*Written exercise:*
All records are to be retyped faithfully and completely.

*Available records:*
_ _ _ _ _ _ _

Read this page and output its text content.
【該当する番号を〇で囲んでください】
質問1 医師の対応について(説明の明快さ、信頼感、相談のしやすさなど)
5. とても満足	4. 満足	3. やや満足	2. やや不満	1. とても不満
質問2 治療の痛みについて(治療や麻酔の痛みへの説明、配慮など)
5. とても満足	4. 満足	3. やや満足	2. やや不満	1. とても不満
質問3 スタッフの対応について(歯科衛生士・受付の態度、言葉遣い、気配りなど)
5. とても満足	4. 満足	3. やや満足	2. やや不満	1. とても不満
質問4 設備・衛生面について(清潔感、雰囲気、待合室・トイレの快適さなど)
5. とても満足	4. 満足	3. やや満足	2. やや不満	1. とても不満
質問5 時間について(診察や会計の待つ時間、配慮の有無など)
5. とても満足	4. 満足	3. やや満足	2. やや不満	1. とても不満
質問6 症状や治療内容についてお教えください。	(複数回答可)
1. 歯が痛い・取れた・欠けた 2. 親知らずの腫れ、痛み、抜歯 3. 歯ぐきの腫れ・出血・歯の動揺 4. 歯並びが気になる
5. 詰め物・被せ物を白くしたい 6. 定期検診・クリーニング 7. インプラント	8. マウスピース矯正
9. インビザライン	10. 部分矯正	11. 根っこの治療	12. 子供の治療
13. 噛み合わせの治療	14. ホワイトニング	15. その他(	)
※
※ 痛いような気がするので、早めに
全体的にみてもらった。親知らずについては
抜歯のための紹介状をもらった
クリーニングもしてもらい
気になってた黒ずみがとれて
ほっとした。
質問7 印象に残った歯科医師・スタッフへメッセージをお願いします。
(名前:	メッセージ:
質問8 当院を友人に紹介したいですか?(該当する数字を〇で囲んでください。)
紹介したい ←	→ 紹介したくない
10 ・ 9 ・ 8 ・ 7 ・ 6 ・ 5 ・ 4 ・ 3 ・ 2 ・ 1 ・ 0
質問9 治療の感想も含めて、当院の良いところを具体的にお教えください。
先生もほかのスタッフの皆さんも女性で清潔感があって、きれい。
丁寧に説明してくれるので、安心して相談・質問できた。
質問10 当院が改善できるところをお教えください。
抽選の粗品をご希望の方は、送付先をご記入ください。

_ _ _ _ _ _ _

*Answer to this task:*
Read this page and output its text content.
【該当する番号を〇で囲んでください】
質問1 医師の対応について(説明の明快さ、信頼感、相談のしやすさなど)
5. とても満足	4. 満足	3. やや満足	2. やや不満	1. とても不満
質問2 治療の痛みについて(治療や麻酔の痛みへの説明、配慮など)
5. とても満足	4. 満足	3. やや満足	2. やや不満	1. とても不満
質問3 スタッフの対応について(歯科衛生士・受付の態度、言葉遣い、気配りなど)
5. とても満足	4. 満足	3. やや満足	2. やや不満	1. とても不満
質問4 設備・衛生面について(清潔感、雰囲気、待合室・トイレの快適さなど)
5. とても満足	4. 満足	3. やや満足	2. やや不満	1. とても不満
質問5 時間について(診察や会計の待つ時間、配慮の有無など)
5. とても満足	4. 満足	3. やや満足	2. やや不満	1. とても不満
質問6 症状や治療内容についてお教えください。	(複数回答可)
1. 歯が痛い・取れた・欠けた 2. 親知らずの腫れ、痛み、抜歯 3. 歯ぐきの腫れ・出血・歯の動揺 4. 歯並びが気になる
5. 詰め物・被せ物を白くしたい 6. 定期検診・クリーニング 7. インプラント	8. マウスピース矯正
9. インビザライン	10. 部分矯正	11. 根っこの治療	12. 子供の治療
13. 噛み合わせの治療	14. ホワイトニング	15. その他(	)
※
※ 痛いような気がするので、早めに
全体的にみてもらった。親知らずについては
抜歯のための紹介状をもらった
クリーニングもしてもらい
気になってた黒ずみがとれて
ほっとした。
質問7 印象に残った歯科医師・スタッフへメッセージをお願いします。
(名前:	メッセージ:
質問8 当院を友人に紹介したいですか?(該当する数字を〇で囲んでください。)
紹介したい ←	→ 紹介したくない
10 ・ 9 ・ 8 ・ 7 ・ 6 ・ 5 ・ 4 ・ 3 ・ 2 ・ 1 ・ 0
質問9 治療の感想も含めて、当院の良いところを具体的にお教えください。
先生もほかのスタッフの皆さんも女性で清潔感があって、きれい。
丁寧に説明してくれるので、安心して相談・質問できた。
質問10 当院が改善できるところをお教えください。
抽選の粗品をご希望の方は、送付先をご記入ください。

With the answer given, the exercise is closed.